- _Problem to work on_
Write out all of the entries that follow, word for word, but skip the pictures.

[Recorded data]

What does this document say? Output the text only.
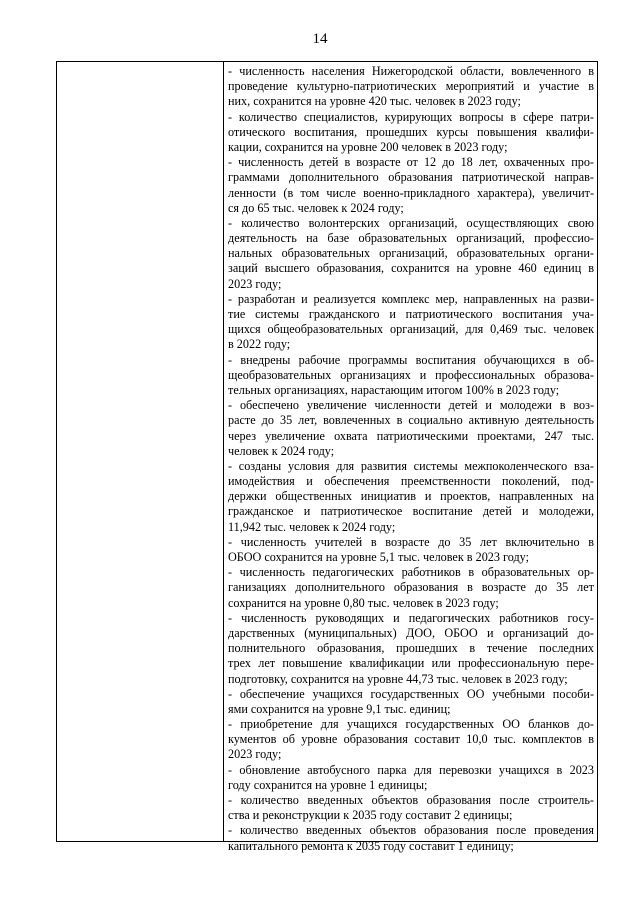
14
- численность населения Нижегородской области, вовлеченного в
проведение культурно-патриотических мероприятий и участие в
них, сохранится на уровне 420 тыс. человек в 2023 году;
- количество специалистов, курирующих вопросы в сфере патри-
отического воспитания, прошедших курсы повышения квалифи-
кации, сохранится на уровне 200 человек в 2023 году;
- численность детей в возрасте от 12 до 18 лет, охваченных про-
граммами дополнительного образования патриотической направ-
ленности (в том числе военно-прикладного характера), увеличит-
ся до 65 тыс. человек к 2024 году;
- количество волонтерских организаций, осуществляющих свою
деятельность на базе образовательных организаций, профессио-
нальных образовательных организаций, образовательных органи-
заций высшего образования, сохранится на уровне 460 единиц в
2023 году;
- разработан и реализуется комплекс мер, направленных на разви-
тие системы гражданского и патриотического воспитания уча-
щихся общеобразовательных организаций, для 0,469 тыс. человек
в 2022 году;
- внедрены рабочие программы воспитания обучающихся в об-
щеобразовательных организациях и профессиональных образова-
тельных организациях, нарастающим итогом 100% в 2023 году;
- обеспечено увеличение численности детей и молодежи в воз-
расте до 35 лет, вовлеченных в социально активную деятельность
через увеличение охвата патриотическими проектами, 247 тыс.
человек к 2024 году;
- созданы условия для развития системы межпоколенческого вза-
имодействия и обеспечения преемственности поколений, под-
держки общественных инициатив и проектов, направленных на
гражданское и патриотическое воспитание детей и молодежи,
11,942 тыс. человек к 2024 году;
- численность учителей в возрасте до 35 лет включительно в
ОБОО сохранится на уровне 5,1 тыс. человек в 2023 году;
- численность педагогических работников в образовательных ор-
ганизациях дополнительного образования в возрасте до 35 лет
сохранится на уровне 0,80 тыс. человек в 2023 году;
- численность руководящих и педагогических работников госу-
дарственных (муниципальных) ДОО, ОБОО и организаций до-
полнительного образования, прошедших в течение последних
трех лет повышение квалификации или профессиональную пере-
подготовку, сохранится на уровне 44,73 тыс. человек в 2023 году;
- обеспечение учащихся государственных ОО учебными пособи-
ями сохранится на уровне 9,1 тыс. единиц;
- приобретение для учащихся государственных ОО бланков до-
кументов об уровне образования составит 10,0 тыс. комплектов в
2023 году;
- обновление автобусного парка для перевозки учащихся в 2023
году сохранится на уровне 1 единицы;
- количество введенных объектов образования после строитель-
ства и реконструкции к 2035 году составит 2 единицы;
- количество введенных объектов образования после проведения
капитального ремонта к 2035 году составит 1 единицу;
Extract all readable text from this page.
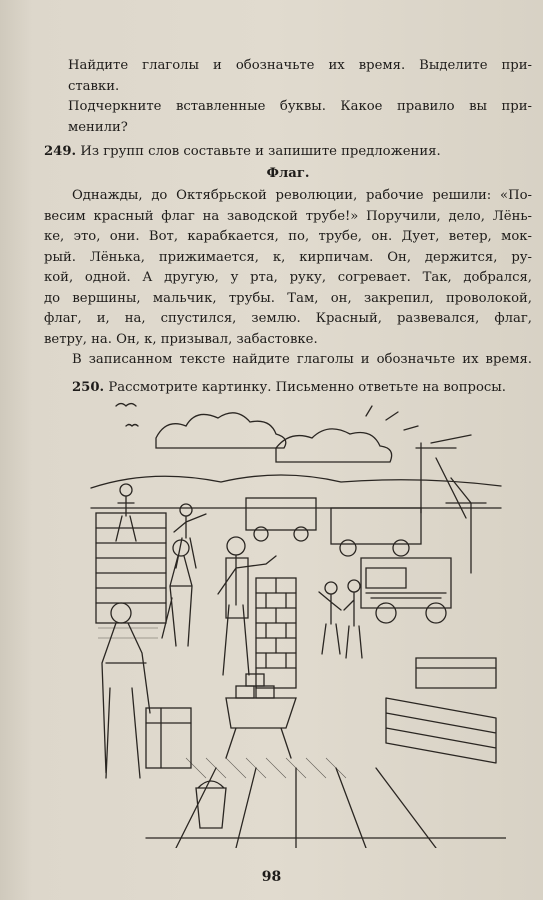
Найдите глаголы и обозначьте их время. Выделите при-
ставки.
Подчеркните вставленные буквы. Какое правило вы при-
менили?
249. Из групп слов составьте и запишите предложения.
Флаг.
Однажды, до Октябрьской революции, рабочие решили: «По-
весим красный флаг на заводской трубе!» Поручили, дело, Лёнь-
ке, это, они. Вот, карабкается, по, трубе, он. Дует, ветер, мок-
рый. Лёнька, прижимается, к, кирпичам. Он, держится, ру-
кой, одной. А другую, у рта, руку, согревает. Так, добрался,
до вершины, мальчик, трубы. Там, он, закрепил, проволокой,
флаг, и, на, спустился, землю. Красный, развевался, флаг,
ветру, на. Он, к, призывал, забастовке.
В записанном тексте найдите глаголы и обозначьте их время.
250. Рассмотрите картинку. Письменно ответьте на вопросы.
98
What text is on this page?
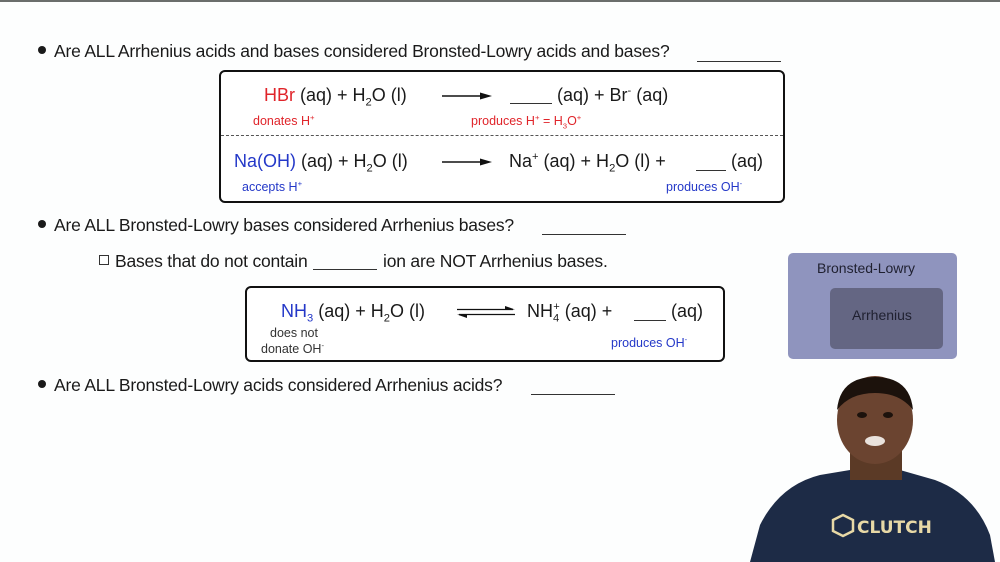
Are ALL Arrhenius acids and bases considered Bronsted-Lowry acids and bases?
HBr $(aq) + H_2O$ (l)	(aq) + Br- (aq)
donates H+	produces $H^+ = H_3O^+$
Na(OH) $(aq) + H_2O$ (l) → Na+ $(aq) + H_2O$ (l) +	(aq)
accepts H+	produces OH-
Are ALL Bronsted-Lowry bases considered Arrhenius bases?
Bases that do not contain	ion are NOT Arrhenius bases.
$NH_3$ $(aq) + H_2O$ (l) ⇌ $NH_4^+$ (aq) +	(aq)
does not
donate OH-	produces OH-
Are ALL Bronsted-Lowry acids considered Arrhenius acids?
Bronsted-Lowry
Arrhenius
CLUTCH
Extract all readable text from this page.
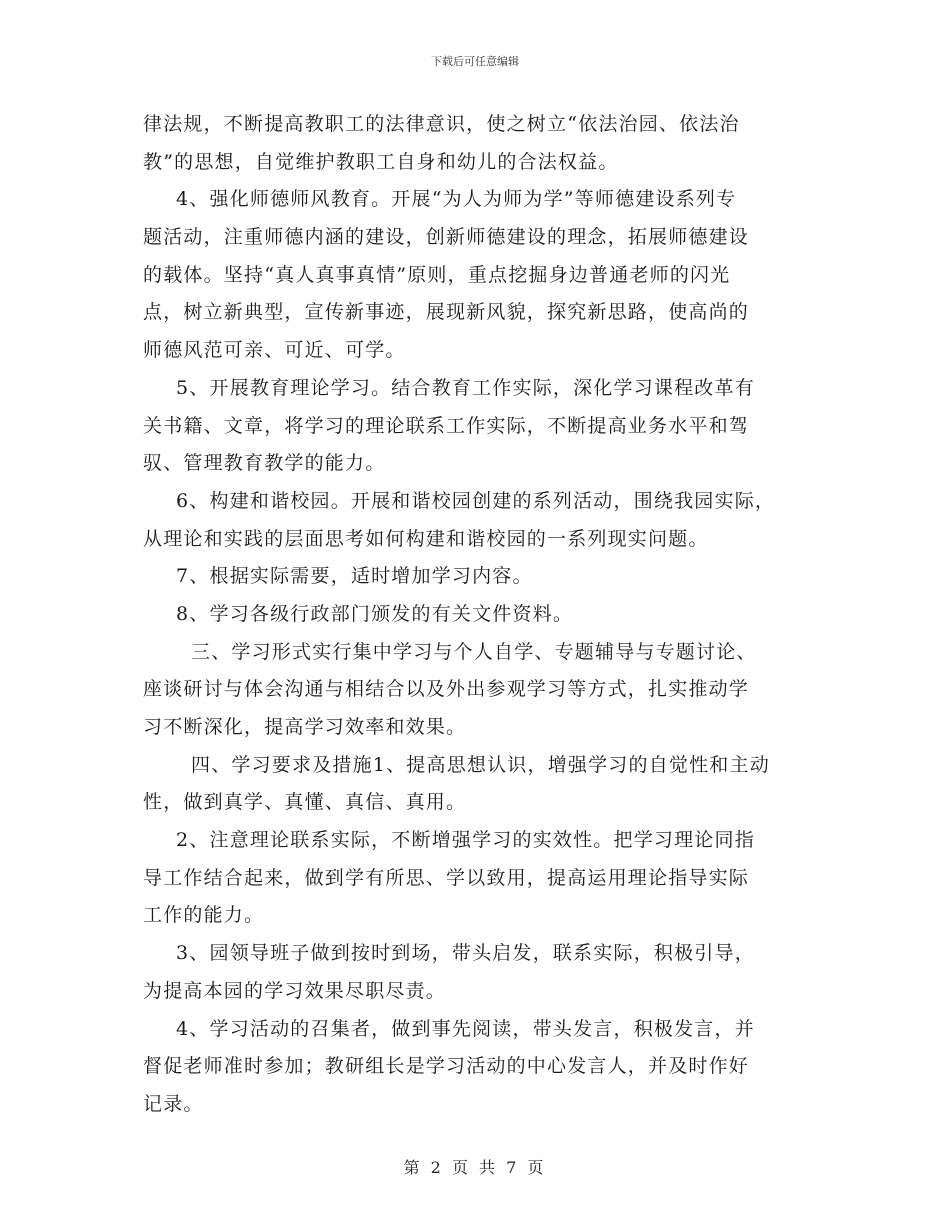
下载后可任意编辑
律法规，不断提高教职工的法律意识，使之树立“依法治园、依法治
教”的思想，自觉维护教职工自身和幼儿的合法权益。
4、强化师德师风教育。开展“为人为师为学”等师德建设系列专
题活动，注重师德内涵的建设，创新师德建设的理念，拓展师德建设
的载体。坚持“真人真事真情”原则，重点挖掘身边普通老师的闪光
点，树立新典型，宣传新事迹，展现新风貌，探究新思路，使高尚的
师德风范可亲、可近、可学。
5、开展教育理论学习。结合教育工作实际，深化学习课程改革有
关书籍、文章，将学习的理论联系工作实际，不断提高业务水平和驾
驭、管理教育教学的能力。
6、构建和谐校园。开展和谐校园创建的系列活动，围绕我园实际，
从理论和实践的层面思考如何构建和谐校园的一系列现实问题。
7、根据实际需要，适时增加学习内容。
8、学习各级行政部门颁发的有关文件资料。
三、学习形式实行集中学习与个人自学、专题辅导与专题讨论、
座谈研讨与体会沟通与相结合以及外出参观学习等方式，扎实推动学
习不断深化，提高学习效率和效果。
四、学习要求及措施1、提高思想认识，增强学习的自觉性和主动
性，做到真学、真懂、真信、真用。
2、注意理论联系实际，不断增强学习的实效性。把学习理论同指
导工作结合起来，做到学有所思、学以致用，提高运用理论指导实际
工作的能力。
3、园领导班子做到按时到场，带头启发，联系实际，积极引导，
为提高本园的学习效果尽职尽责。
4、学习活动的召集者，做到事先阅读，带头发言，积极发言，并
督促老师准时参加；教研组长是学习活动的中心发言人，并及时作好
记录。
第 2 页 共 7 页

- _The result_
What does this document say? Output the text only.
14
- численность населения Нижегородской области, вовлеченного в
проведение культурно-патриотических мероприятий и участие в
них, сохранится на уровне 420 тыс. человек в 2023 году;
- количество специалистов, курирующих вопросы в сфере патри-
отического воспитания, прошедших курсы повышения квалифи-
кации, сохранится на уровне 200 человек в 2023 году;
- численность детей в возрасте от 12 до 18 лет, охваченных про-
граммами дополнительного образования патриотической направ-
ленности (в том числе военно-прикладного характера), увеличит-
ся до 65 тыс. человек к 2024 году;
- количество волонтерских организаций, осуществляющих свою
деятельность на базе образовательных организаций, профессио-
нальных образовательных организаций, образовательных органи-
заций высшего образования, сохранится на уровне 460 единиц в
2023 году;
- разработан и реализуется комплекс мер, направленных на разви-
тие системы гражданского и патриотического воспитания уча-
щихся общеобразовательных организаций, для 0,469 тыс. человек
в 2022 году;
- внедрены рабочие программы воспитания обучающихся в об-
щеобразовательных организациях и профессиональных образова-
тельных организациях, нарастающим итогом 100% в 2023 году;
- обеспечено увеличение численности детей и молодежи в воз-
расте до 35 лет, вовлеченных в социально активную деятельность
через увеличение охвата патриотическими проектами, 247 тыс.
человек к 2024 году;
- созданы условия для развития системы межпоколенческого вза-
имодействия и обеспечения преемственности поколений, под-
держки общественных инициатив и проектов, направленных на
гражданское и патриотическое воспитание детей и молодежи,
11,942 тыс. человек к 2024 году;
- численность учителей в возрасте до 35 лет включительно в
ОБОО сохранится на уровне 5,1 тыс. человек в 2023 году;
- численность педагогических работников в образовательных ор-
ганизациях дополнительного образования в возрасте до 35 лет
сохранится на уровне 0,80 тыс. человек в 2023 году;
- численность руководящих и педагогических работников госу-
дарственных (муниципальных) ДОО, ОБОО и организаций до-
полнительного образования, прошедших в течение последних
трех лет повышение квалификации или профессиональную пере-
подготовку, сохранится на уровне 44,73 тыс. человек в 2023 году;
- обеспечение учащихся государственных ОО учебными пособи-
ями сохранится на уровне 9,1 тыс. единиц;
- приобретение для учащихся государственных ОО бланков до-
кументов об уровне образования составит 10,0 тыс. комплектов в
2023 году;
- обновление автобусного парка для перевозки учащихся в 2023
году сохранится на уровне 1 единицы;
- количество введенных объектов образования после строитель-
ства и реконструкции к 2035 году составит 2 единицы;
- количество введенных объектов образования после проведения
капитального ремонта к 2035 году составит 1 единицу;
Extract all readable text from this page.
Найдите глаголы и обозначьте их время. Выделите при-
ставки.
Подчеркните вставленные буквы. Какое правило вы при-
менили?
249. Из групп слов составьте и запишите предложения.
Флаг.
Однажды, до Октябрьской революции, рабочие решили: «По-
весим красный флаг на заводской трубе!» Поручили, дело, Лёнь-
ке, это, они. Вот, карабкается, по, трубе, он. Дует, ветер, мок-
рый. Лёнька, прижимается, к, кирпичам. Он, держится, ру-
кой, одной. А другую, у рта, руку, согревает. Так, добрался,
до вершины, мальчик, трубы. Там, он, закрепил, проволокой,
флаг, и, на, спустился, землю. Красный, развевался, флаг,
ветру, на. Он, к, призывал, забастовке.
В записанном тексте найдите глаголы и обозначьте их время.
250. Рассмотрите картинку. Письменно ответьте на вопросы.
98
What text is on this page?
Are ALL Arrhenius acids and bases considered Bronsted-Lowry acids and bases?
HBr $(aq) + H_2O$ (l)	(aq) + Br- (aq)
donates H+	produces $H^+ = H_3O^+$
Na(OH) $(aq) + H_2O$ (l) → Na+ $(aq) + H_2O$ (l) +	(aq)
accepts H+	produces OH-
Are ALL Bronsted-Lowry bases considered Arrhenius bases?
Bases that do not contain	ion are NOT Arrhenius bases.
$NH_3$ $(aq) + H_2O$ (l) ⇌ $NH_4^+$ (aq) +	(aq)
does not
donate OH-	produces OH-
Are ALL Bronsted-Lowry acids considered Arrhenius acids?
Bronsted-Lowry
Arrhenius
CLUTCH
Extract all readable text from this page.
下载后可任意编辑
律法规，不断提高教职工的法律意识，使之树立“依法治园、依法治
教”的思想，自觉维护教职工自身和幼儿的合法权益。
4、强化师德师风教育。开展“为人为师为学”等师德建设系列专
题活动，注重师德内涵的建设，创新师德建设的理念，拓展师德建设
的载体。坚持“真人真事真情”原则，重点挖掘身边普通老师的闪光
点，树立新典型，宣传新事迹，展现新风貌，探究新思路，使高尚的
师德风范可亲、可近、可学。
5、开展教育理论学习。结合教育工作实际，深化学习课程改革有
关书籍、文章，将学习的理论联系工作实际，不断提高业务水平和驾
驭、管理教育教学的能力。
6、构建和谐校园。开展和谐校园创建的系列活动，围绕我园实际，
从理论和实践的层面思考如何构建和谐校园的一系列现实问题。
7、根据实际需要，适时增加学习内容。
8、学习各级行政部门颁发的有关文件资料。
三、学习形式实行集中学习与个人自学、专题辅导与专题讨论、
座谈研讨与体会沟通与相结合以及外出参观学习等方式，扎实推动学
习不断深化，提高学习效率和效果。
四、学习要求及措施1、提高思想认识，增强学习的自觉性和主动
性，做到真学、真懂、真信、真用。
2、注意理论联系实际，不断增强学习的实效性。把学习理论同指
导工作结合起来，做到学有所思、学以致用，提高运用理论指导实际
工作的能力。
3、园领导班子做到按时到场，带头启发，联系实际，积极引导，
为提高本园的学习效果尽职尽责。
4、学习活动的召集者，做到事先阅读，带头发言，积极发言，并
督促老师准时参加；教研组长是学习活动的中心发言人，并及时作好
记录。
第 2 页 共 7 页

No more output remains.